**WHAT YOU WILL DO:**
Send back the records in full, character for character.
# Start of LISTED RECORDS
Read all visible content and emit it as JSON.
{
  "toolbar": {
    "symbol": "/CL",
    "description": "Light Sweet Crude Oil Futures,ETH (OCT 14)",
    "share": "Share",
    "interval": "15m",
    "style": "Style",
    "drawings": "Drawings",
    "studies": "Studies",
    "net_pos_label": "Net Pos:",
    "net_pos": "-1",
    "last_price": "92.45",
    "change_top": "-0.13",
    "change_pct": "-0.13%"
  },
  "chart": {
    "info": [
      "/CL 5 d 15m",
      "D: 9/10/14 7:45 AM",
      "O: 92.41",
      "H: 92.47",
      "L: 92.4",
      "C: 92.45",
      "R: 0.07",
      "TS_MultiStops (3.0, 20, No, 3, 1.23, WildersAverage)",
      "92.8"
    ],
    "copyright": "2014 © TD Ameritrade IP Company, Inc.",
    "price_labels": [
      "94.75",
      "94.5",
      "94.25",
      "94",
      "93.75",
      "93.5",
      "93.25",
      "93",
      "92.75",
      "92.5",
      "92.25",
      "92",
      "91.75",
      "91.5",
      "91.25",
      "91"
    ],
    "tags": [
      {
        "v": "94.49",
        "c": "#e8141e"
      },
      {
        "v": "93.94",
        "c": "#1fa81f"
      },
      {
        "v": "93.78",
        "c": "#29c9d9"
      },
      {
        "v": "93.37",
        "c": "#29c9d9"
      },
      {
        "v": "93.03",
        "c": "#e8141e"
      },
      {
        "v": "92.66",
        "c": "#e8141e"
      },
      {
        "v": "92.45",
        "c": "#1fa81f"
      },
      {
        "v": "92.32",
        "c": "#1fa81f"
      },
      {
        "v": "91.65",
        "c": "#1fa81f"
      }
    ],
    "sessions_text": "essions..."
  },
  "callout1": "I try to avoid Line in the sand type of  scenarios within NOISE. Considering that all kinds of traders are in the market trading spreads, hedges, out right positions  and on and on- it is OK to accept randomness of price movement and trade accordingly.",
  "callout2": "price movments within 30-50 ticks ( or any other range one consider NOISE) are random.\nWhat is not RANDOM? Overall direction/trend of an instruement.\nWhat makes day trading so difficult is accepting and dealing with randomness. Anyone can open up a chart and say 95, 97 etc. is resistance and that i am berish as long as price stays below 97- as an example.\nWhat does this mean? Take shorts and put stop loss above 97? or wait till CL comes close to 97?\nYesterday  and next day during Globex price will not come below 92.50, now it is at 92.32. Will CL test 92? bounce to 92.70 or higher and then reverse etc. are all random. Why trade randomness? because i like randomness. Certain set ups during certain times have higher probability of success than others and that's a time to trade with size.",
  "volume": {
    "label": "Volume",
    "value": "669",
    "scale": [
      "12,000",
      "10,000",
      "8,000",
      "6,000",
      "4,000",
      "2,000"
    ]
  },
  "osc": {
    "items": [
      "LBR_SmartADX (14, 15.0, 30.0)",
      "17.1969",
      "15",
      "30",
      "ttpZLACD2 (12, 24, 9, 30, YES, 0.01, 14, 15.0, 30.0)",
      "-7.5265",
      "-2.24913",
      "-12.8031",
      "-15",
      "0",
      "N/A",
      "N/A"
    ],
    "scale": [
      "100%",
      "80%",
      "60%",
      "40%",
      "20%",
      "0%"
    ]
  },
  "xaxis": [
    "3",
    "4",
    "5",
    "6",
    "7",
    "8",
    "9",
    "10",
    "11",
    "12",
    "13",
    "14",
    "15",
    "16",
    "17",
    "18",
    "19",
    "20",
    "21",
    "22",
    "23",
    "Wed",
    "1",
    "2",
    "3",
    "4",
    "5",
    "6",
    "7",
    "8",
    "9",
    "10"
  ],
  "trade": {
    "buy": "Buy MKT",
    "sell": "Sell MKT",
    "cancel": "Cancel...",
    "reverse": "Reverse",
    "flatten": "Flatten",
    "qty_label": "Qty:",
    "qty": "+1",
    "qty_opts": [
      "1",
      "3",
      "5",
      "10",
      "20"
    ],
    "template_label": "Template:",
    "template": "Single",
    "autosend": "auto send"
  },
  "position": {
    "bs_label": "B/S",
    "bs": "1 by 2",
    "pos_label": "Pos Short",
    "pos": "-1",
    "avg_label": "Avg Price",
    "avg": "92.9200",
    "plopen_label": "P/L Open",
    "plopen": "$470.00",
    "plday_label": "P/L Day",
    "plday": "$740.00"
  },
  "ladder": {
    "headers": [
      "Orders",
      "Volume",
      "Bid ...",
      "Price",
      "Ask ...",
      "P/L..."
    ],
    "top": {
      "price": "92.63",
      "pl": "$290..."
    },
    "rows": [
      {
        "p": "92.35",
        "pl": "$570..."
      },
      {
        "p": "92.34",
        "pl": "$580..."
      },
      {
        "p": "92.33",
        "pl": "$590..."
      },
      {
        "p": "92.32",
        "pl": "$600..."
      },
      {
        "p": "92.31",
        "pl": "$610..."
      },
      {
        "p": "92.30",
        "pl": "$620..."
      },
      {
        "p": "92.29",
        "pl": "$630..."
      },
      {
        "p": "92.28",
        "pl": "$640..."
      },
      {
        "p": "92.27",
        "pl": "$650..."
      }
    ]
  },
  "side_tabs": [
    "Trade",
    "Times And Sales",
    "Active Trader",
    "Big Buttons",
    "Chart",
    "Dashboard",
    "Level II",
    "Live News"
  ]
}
# End of LISTED RECORDS
**RESPONSE:**
Read all visible content and emit it as JSON.
{
  "toolbar": {
    "symbol": "/CL",
    "description": "Light Sweet Crude Oil Futures,ETH (OCT 14)",
    "share": "Share",
    "interval": "15m",
    "style": "Style",
    "drawings": "Drawings",
    "studies": "Studies",
    "net_pos_label": "Net Pos:",
    "net_pos": "-1",
    "last_price": "92.45",
    "change_top": "-0.13",
    "change_pct": "-0.13%"
  },
  "chart": {
    "info": [
      "/CL 5 d 15m",
      "D: 9/10/14 7:45 AM",
      "O: 92.41",
      "H: 92.47",
      "L: 92.4",
      "C: 92.45",
      "R: 0.07",
      "TS_MultiStops (3.0, 20, No, 3, 1.23, WildersAverage)",
      "92.8"
    ],
    "copyright": "2014 © TD Ameritrade IP Company, Inc.",
    "price_labels": [
      "94.75",
      "94.5",
      "94.25",
      "94",
      "93.75",
      "93.5",
      "93.25",
      "93",
      "92.75",
      "92.5",
      "92.25",
      "92",
      "91.75",
      "91.5",
      "91.25",
      "91"
    ],
    "tags": [
      {
        "v": "94.49",
        "c": "#e8141e"
      },
      {
        "v": "93.94",
        "c": "#1fa81f"
      },
      {
        "v": "93.78",
        "c": "#29c9d9"
      },
      {
        "v": "93.37",
        "c": "#29c9d9"
      },
      {
        "v": "93.03",
        "c": "#e8141e"
      },
      {
        "v": "92.66",
        "c": "#e8141e"
      },
      {
        "v": "92.45",
        "c": "#1fa81f"
      },
      {
        "v": "92.32",
        "c": "#1fa81f"
      },
      {
        "v": "91.65",
        "c": "#1fa81f"
      }
    ],
    "sessions_text": "essions..."
  },
  "callout1": "I try to avoid Line in the sand type of  scenarios within NOISE. Considering that all kinds of traders are in the market trading spreads, hedges, out right positions  and on and on- it is OK to accept randomness of price movement and trade accordingly.",
  "callout2": "price movments within 30-50 ticks ( or any other range one consider NOISE) are random.\nWhat is not RANDOM? Overall direction/trend of an instruement.\nWhat makes day trading so difficult is accepting and dealing with randomness. Anyone can open up a chart and say 95, 97 etc. is resistance and that i am berish as long as price stays below 97- as an example.\nWhat does this mean? Take shorts and put stop loss above 97? or wait till CL comes close to 97?\nYesterday  and next day during Globex price will not come below 92.50, now it is at 92.32. Will CL test 92? bounce to 92.70 or higher and then reverse etc. are all random. Why trade randomness? because i like randomness. Certain set ups during certain times have higher probability of success than others and that's a time to trade with size.",
  "volume": {
    "label": "Volume",
    "value": "669",
    "scale": [
      "12,000",
      "10,000",
      "8,000",
      "6,000",
      "4,000",
      "2,000"
    ]
  },
  "osc": {
    "items": [
      "LBR_SmartADX (14, 15.0, 30.0)",
      "17.1969",
      "15",
      "30",
      "ttpZLACD2 (12, 24, 9, 30, YES, 0.01, 14, 15.0, 30.0)",
      "-7.5265",
      "-2.24913",
      "-12.8031",
      "-15",
      "0",
      "N/A",
      "N/A"
    ],
    "scale": [
      "100%",
      "80%",
      "60%",
      "40%",
      "20%",
      "0%"
    ]
  },
  "xaxis": [
    "3",
    "4",
    "5",
    "6",
    "7",
    "8",
    "9",
    "10",
    "11",
    "12",
    "13",
    "14",
    "15",
    "16",
    "17",
    "18",
    "19",
    "20",
    "21",
    "22",
    "23",
    "Wed",
    "1",
    "2",
    "3",
    "4",
    "5",
    "6",
    "7",
    "8",
    "9",
    "10"
  ],
  "trade": {
    "buy": "Buy MKT",
    "sell": "Sell MKT",
    "cancel": "Cancel...",
    "reverse": "Reverse",
    "flatten": "Flatten",
    "qty_label": "Qty:",
    "qty": "+1",
    "qty_opts": [
      "1",
      "3",
      "5",
      "10",
      "20"
    ],
    "template_label": "Template:",
    "template": "Single",
    "autosend": "auto send"
  },
  "position": {
    "bs_label": "B/S",
    "bs": "1 by 2",
    "pos_label": "Pos Short",
    "pos": "-1",
    "avg_label": "Avg Price",
    "avg": "92.9200",
    "plopen_label": "P/L Open",
    "plopen": "$470.00",
    "plday_label": "P/L Day",
    "plday": "$740.00"
  },
  "ladder": {
    "headers": [
      "Orders",
      "Volume",
      "Bid ...",
      "Price",
      "Ask ...",
      "P/L..."
    ],
    "top": {
      "price": "92.63",
      "pl": "$290..."
    },
    "rows": [
      {
        "p": "92.35",
        "pl": "$570..."
      },
      {
        "p": "92.34",
        "pl": "$580..."
      },
      {
        "p": "92.33",
        "pl": "$590..."
      },
      {
        "p": "92.32",
        "pl": "$600..."
      },
      {
        "p": "92.31",
        "pl": "$610..."
      },
      {
        "p": "92.30",
        "pl": "$620..."
      },
      {
        "p": "92.29",
        "pl": "$630..."
      },
      {
        "p": "92.28",
        "pl": "$640..."
      },
      {
        "p": "92.27",
        "pl": "$650..."
      }
    ]
  },
  "side_tabs": [
    "Trade",
    "Times And Sales",
    "Active Trader",
    "Big Buttons",
    "Chart",
    "Dashboard",
    "Level II",
    "Live News"
  ]
}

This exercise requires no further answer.